YOUR OBJECTIVE -
Find every line of the listing below where "book" appears, and copy it.

MATERIAL FOR THE TASK -
=-=-=
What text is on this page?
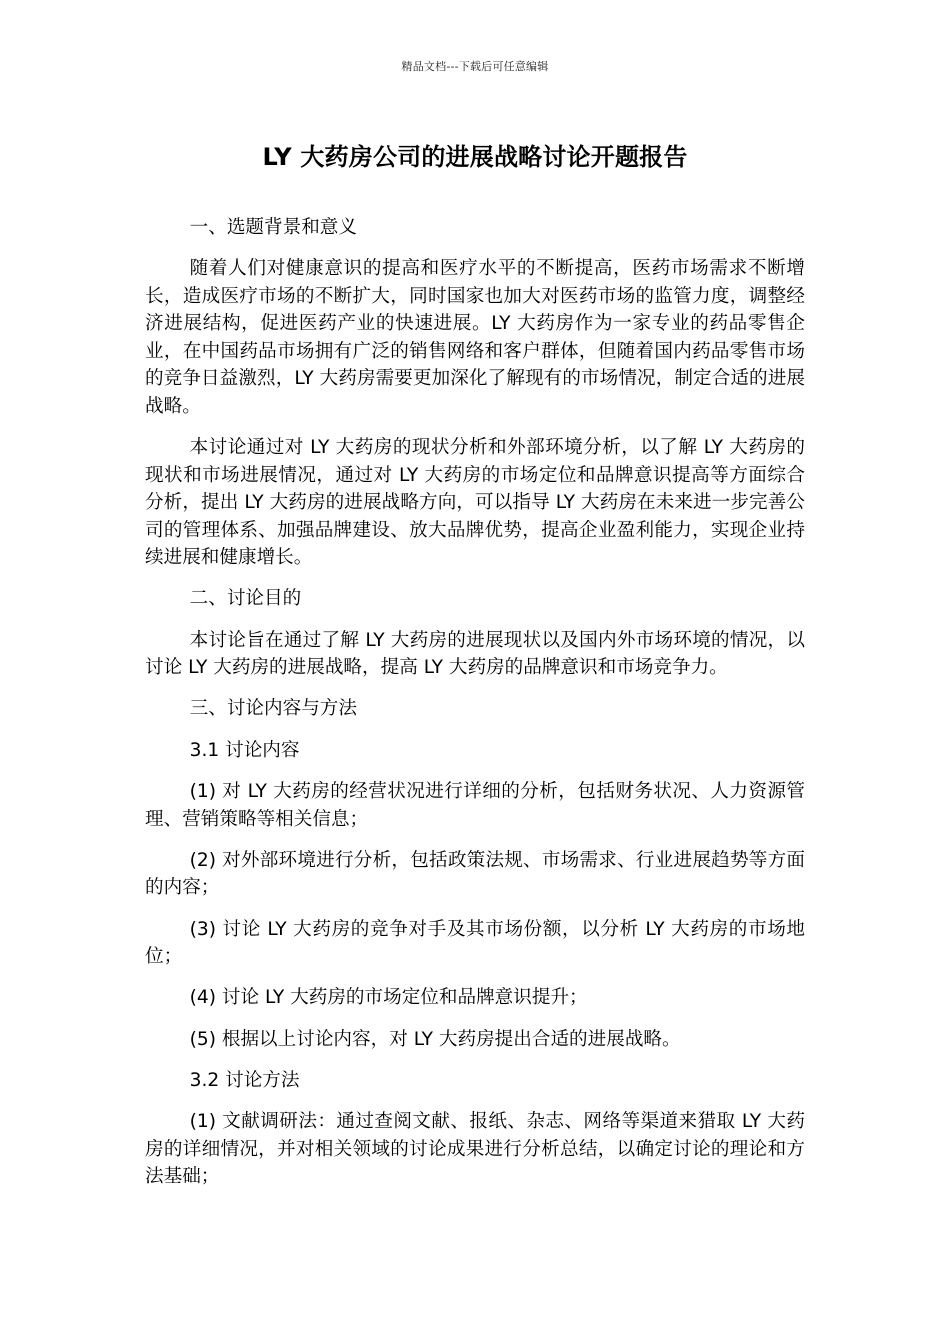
精品文档---下载后可任意编辑
LY 大药房公司的进展战略讨论开题报告

一、选题背景和意义

随着人们对健康意识的提高和医疗水平的不断提高，医药市场需求不断增长，造成医疗市场的不断扩大，同时国家也加大对医药市场的监管力度，调整经济进展结构，促进医药产业的快速进展。LY 大药房作为一家专业的药品零售企业，在中国药品市场拥有广泛的销售网络和客户群体，但随着国内药品零售市场的竞争日益激烈，LY 大药房需要更加深化了解现有的市场情况，制定合适的进展战略。

本讨论通过对 LY 大药房的现状分析和外部环境分析，以了解 LY 大药房的现状和市场进展情况，通过对 LY 大药房的市场定位和品牌意识提高等方面综合分析，提出 LY 大药房的进展战略方向，可以指导 LY 大药房在未来进一步完善公司的管理体系、加强品牌建设、放大品牌优势，提高企业盈利能力，实现企业持续进展和健康增长。

二、讨论目的

本讨论旨在通过了解 LY 大药房的进展现状以及国内外市场环境的情况，以讨论 LY 大药房的进展战略，提高 LY 大药房的品牌意识和市场竞争力。

三、讨论内容与方法

3.1 讨论内容

(1) 对 LY 大药房的经营状况进行详细的分析，包括财务状况、人力资源管理、营销策略等相关信息；

(2) 对外部环境进行分析，包括政策法规、市场需求、行业进展趋势等方面的内容；

(3) 讨论 LY 大药房的竞争对手及其市场份额，以分析 LY 大药房的市场地位；

(4) 讨论 LY 大药房的市场定位和品牌意识提升；

(5) 根据以上讨论内容，对 LY 大药房提出合适的进展战略。

3.2 讨论方法

(1) 文献调研法：通过查阅文献、报纸、杂志、网络等渠道来猎取 LY 大药房的详细情况，并对相关领域的讨论成果进行分析总结，以确定讨论的理论和方法基础；
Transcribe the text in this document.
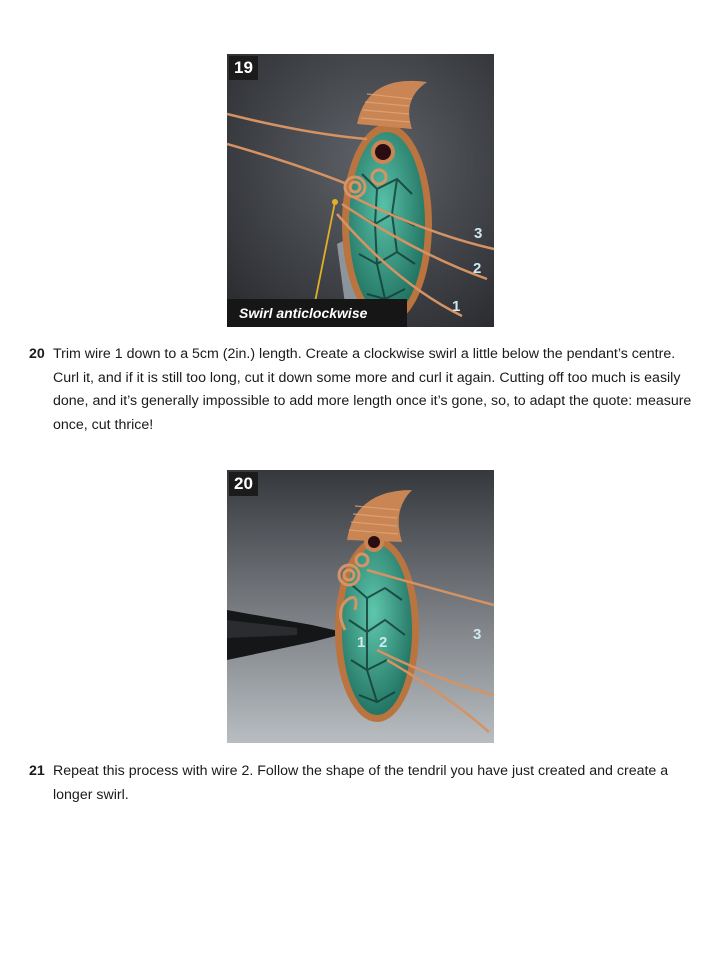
19
3
2
1
Swirl anticlockwise
20 Trim wire 1 down to a 5cm (2in.) length. Create a clockwise swirl a little below the pendant’s centre. Curl it, and if it is still too long, cut it down some more and curl it again. Cutting off too much is easily done, and it’s generally impossible to add more length once it’s gone, so, to adapt the quote: measure once, cut thrice!
20
1 2	3
21 Repeat this process with wire 2. Follow the shape of the tendril you have just created and create a longer swirl.
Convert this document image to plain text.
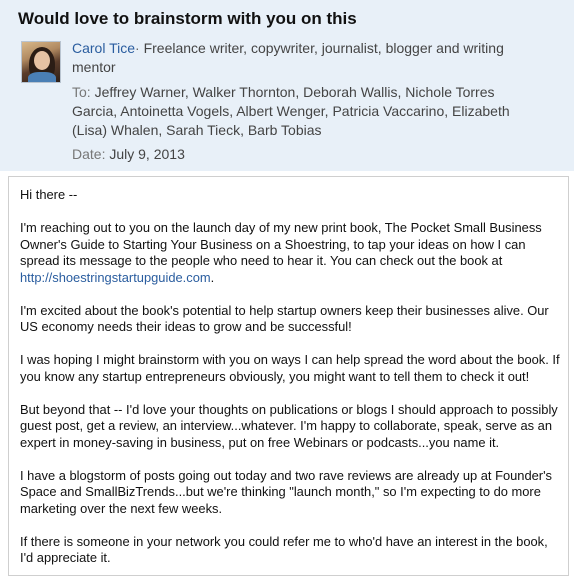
Would love to brainstorm with you on this
Carol Tice· Freelance writer, copywriter, journalist, blogger and writing mentor
To: Jeffrey Warner, Walker Thornton, Deborah Wallis, Nichole Torres Garcia, Antoinetta Vogels, Albert Wenger, Patricia Vaccarino, Elizabeth (Lisa) Whalen, Sarah Tieck, Barb Tobias
Date: July 9, 2013

Hi there --

I'm reaching out to you on the launch day of my new print book, The Pocket Small Business Owner's Guide to Starting Your Business on a Shoestring, to tap your ideas on how I can spread its message to the people who need to hear it. You can check out the book at http://shoestringstartupguide.com.

I'm excited about the book's potential to help startup owners keep their businesses alive. Our US economy needs their ideas to grow and be successful!

I was hoping I might brainstorm with you on ways I can help spread the word about the book. If you know any startup entrepreneurs obviously, you might want to tell them to check it out!

But beyond that -- I'd love your thoughts on publications or blogs I should approach to possibly guest post, get a review, an interview...whatever. I'm happy to collaborate, speak, serve as an expert in money-saving in business, put on free Webinars or podcasts...you name it.

I have a blogstorm of posts going out today and two rave reviews are already up at Founder's Space and SmallBizTrends...but we're thinking "launch month," so I'm expecting to do more marketing over the next few weeks.

If there is someone in your network you could refer me to who'd have an interest in the book, I'd appreciate it.
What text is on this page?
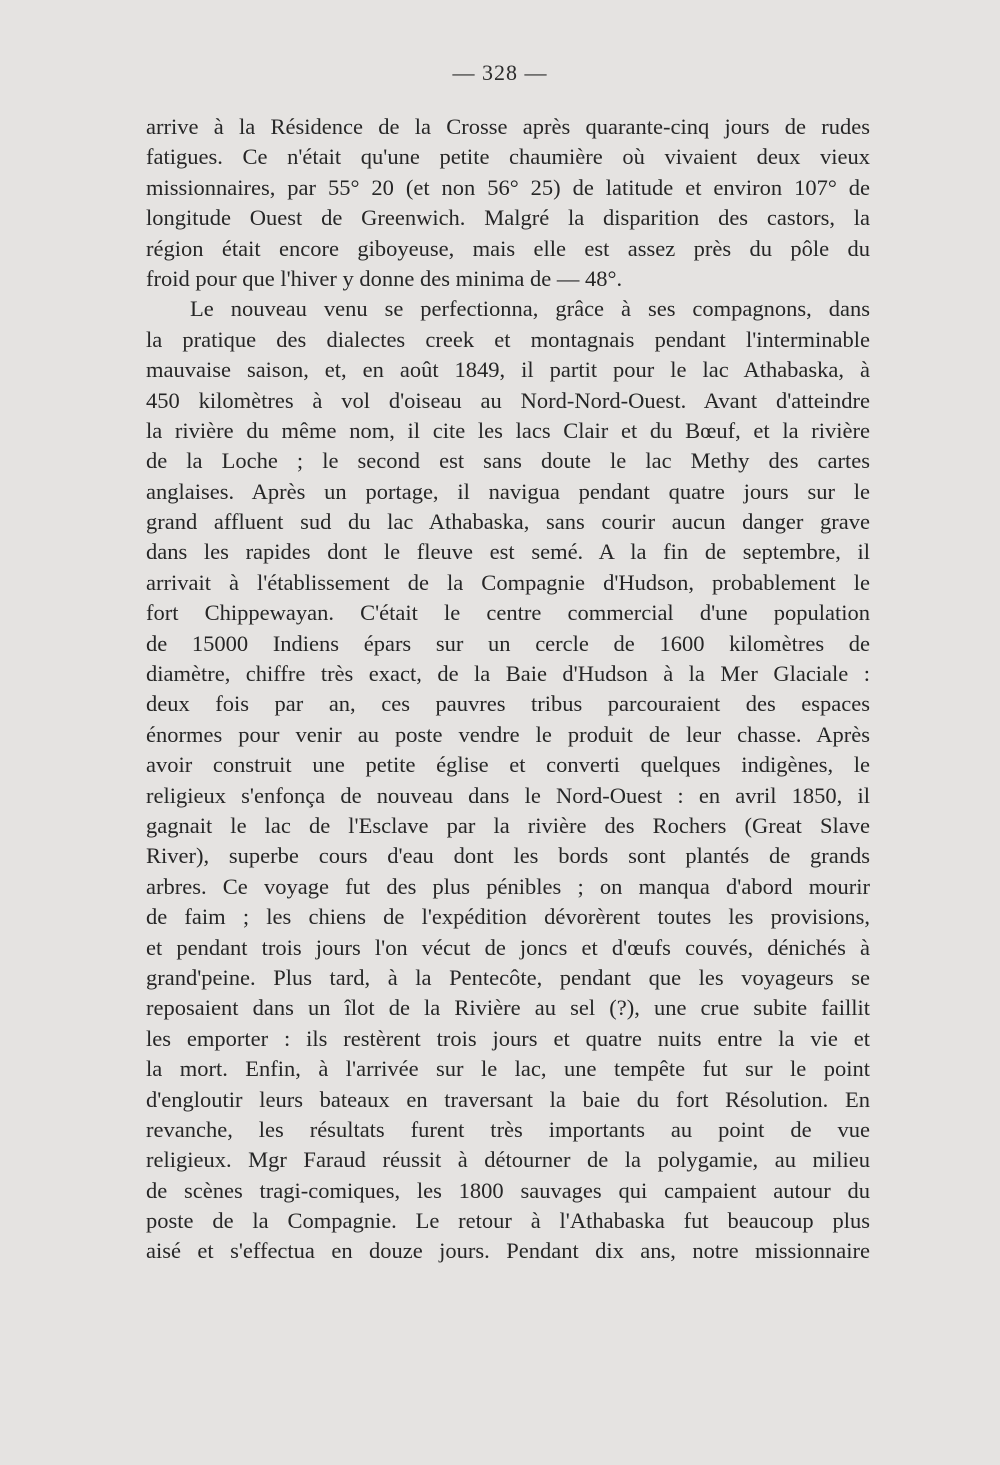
— 328 —
arrive à la Résidence de la Crosse après quarante-cinq jours de rudes
fatigues. Ce n'était qu'une petite chaumière où vivaient deux vieux
missionnaires, par 55° 20 (et non 56° 25) de latitude et environ 107° de
longitude Ouest de Greenwich. Malgré la disparition des castors, la
région était encore giboyeuse, mais elle est assez près du pôle du
froid pour que l'hiver y donne des minima de — 48°.
Le nouveau venu se perfectionna, grâce à ses compagnons, dans
la pratique des dialectes creek et montagnais pendant l'interminable
mauvaise saison, et, en août 1849, il partit pour le lac Athabaska, à
450 kilomètres à vol d'oiseau au Nord-Nord-Ouest. Avant d'atteindre
la rivière du même nom, il cite les lacs Clair et du Bœuf, et la rivière
de la Loche ; le second est sans doute le lac Methy des cartes
anglaises. Après un portage, il navigua pendant quatre jours sur le
grand affluent sud du lac Athabaska, sans courir aucun danger grave
dans les rapides dont le fleuve est semé. A la fin de septembre, il
arrivait à l'établissement de la Compagnie d'Hudson, probablement le
fort Chippewayan. C'était le centre commercial d'une population
de 15000 Indiens épars sur un cercle de 1600 kilomètres de
diamètre, chiffre très exact, de la Baie d'Hudson à la Mer Glaciale :
deux fois par an, ces pauvres tribus parcouraient des espaces
énormes pour venir au poste vendre le produit de leur chasse. Après
avoir construit une petite église et converti quelques indigènes, le
religieux s'enfonça de nouveau dans le Nord-Ouest : en avril 1850, il
gagnait le lac de l'Esclave par la rivière des Rochers (Great Slave
River), superbe cours d'eau dont les bords sont plantés de grands
arbres. Ce voyage fut des plus pénibles ; on manqua d'abord mourir
de faim ; les chiens de l'expédition dévorèrent toutes les provisions,
et pendant trois jours l'on vécut de joncs et d'œufs couvés, dénichés à
grand'peine. Plus tard, à la Pentecôte, pendant que les voyageurs se
reposaient dans un îlot de la Rivière au sel (?), une crue subite faillit
les emporter : ils restèrent trois jours et quatre nuits entre la vie et
la mort. Enfin, à l'arrivée sur le lac, une tempête fut sur le point
d'engloutir leurs bateaux en traversant la baie du fort Résolution. En
revanche, les résultats furent très importants au point de vue
religieux. Mgr Faraud réussit à détourner de la polygamie, au milieu
de scènes tragi-comiques, les 1800 sauvages qui campaient autour du
poste de la Compagnie. Le retour à l'Athabaska fut beaucoup plus
aisé et s'effectua en douze jours. Pendant dix ans, notre missionnaire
=-=-=
EXERCISE RESULT -
I'm reaching out to you on the launch day of my new print book, The Pocket Small Business Owner's Guide to Starting Your Business on a Shoestring, to tap your ideas on how I can spread its message to the people who need to hear it. You can check out the book at http://shoestringstartupguide.com.
I'm excited about the book's potential to help startup owners keep their businesses alive. Our US economy needs their ideas to grow and be successful!
I was hoping I might brainstorm with you on ways I can help spread the word about the book. If you know any startup entrepreneurs obviously, you might want to tell them to check it out!
If there is someone in your network you could refer me to who'd have an interest in the book, I'd appreciate it.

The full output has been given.